Go over the data and copy out each line with "carnivore" in it.
··· LISTED RECORDS ···
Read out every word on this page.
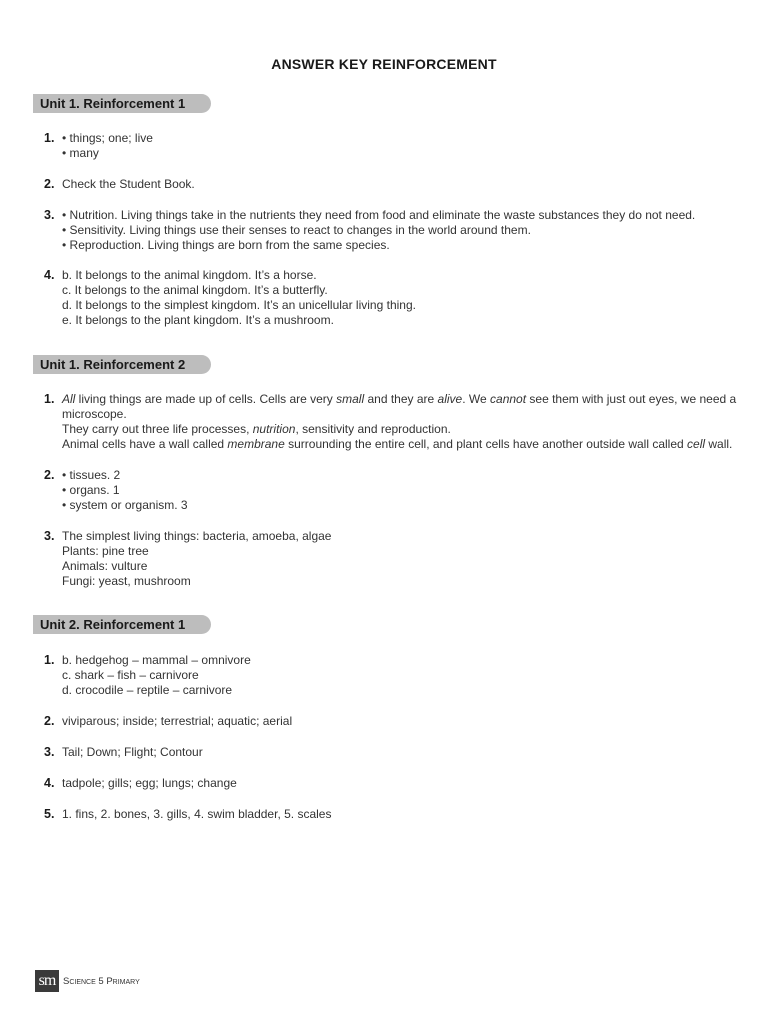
ANSWER KEY REINFORCEMENT
Unit 1. Reinforcement 1
1. • things; one; live
• many
2. Check the Student Book.
3. • Nutrition. Living things take in the nutrients they need from food and eliminate the waste substances they do not need.
• Sensitivity. Living things use their senses to react to changes in the world around them.
• Reproduction. Living things are born from the same species.
4. b. It belongs to the animal kingdom. It’s a horse.
c. It belongs to the animal kingdom. It’s a butterfly.
d. It belongs to the simplest kingdom. It’s an unicellular living thing.
e. It belongs to the plant kingdom. It’s a mushroom.
Unit 1. Reinforcement 2
1. All living things are made up of cells. Cells are very small and they are alive. We cannot see them with just out eyes, we need a microscope.
They carry out three life processes, nutrition, sensitivity and reproduction.
Animal cells have a wall called membrane surrounding the entire cell, and plant cells have another outside wall called cell wall.
2. • tissues. 2
• organs. 1
• system or organism. 3
3. The simplest living things: bacteria, amoeba, algae
Plants: pine tree
Animals: vulture
Fungi: yeast, mushroom
Unit 2. Reinforcement 1
1. b. hedgehog – mammal – omnivore
c. shark – fish – carnivore
d. crocodile – reptile – carnivore
2. viviparous; inside; terrestrial; aquatic; aerial
3. Tail; Down; Flight; Contour
4. tadpole; gills; egg; lungs; change
5. 1. fins, 2. bones, 3. gills, 4. swim bladder, 5. scales
sm Science 5 Primary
···
## ANSWER FOR THE TASK
c. shark – fish – carnivore
d. crocodile – reptile – carnivore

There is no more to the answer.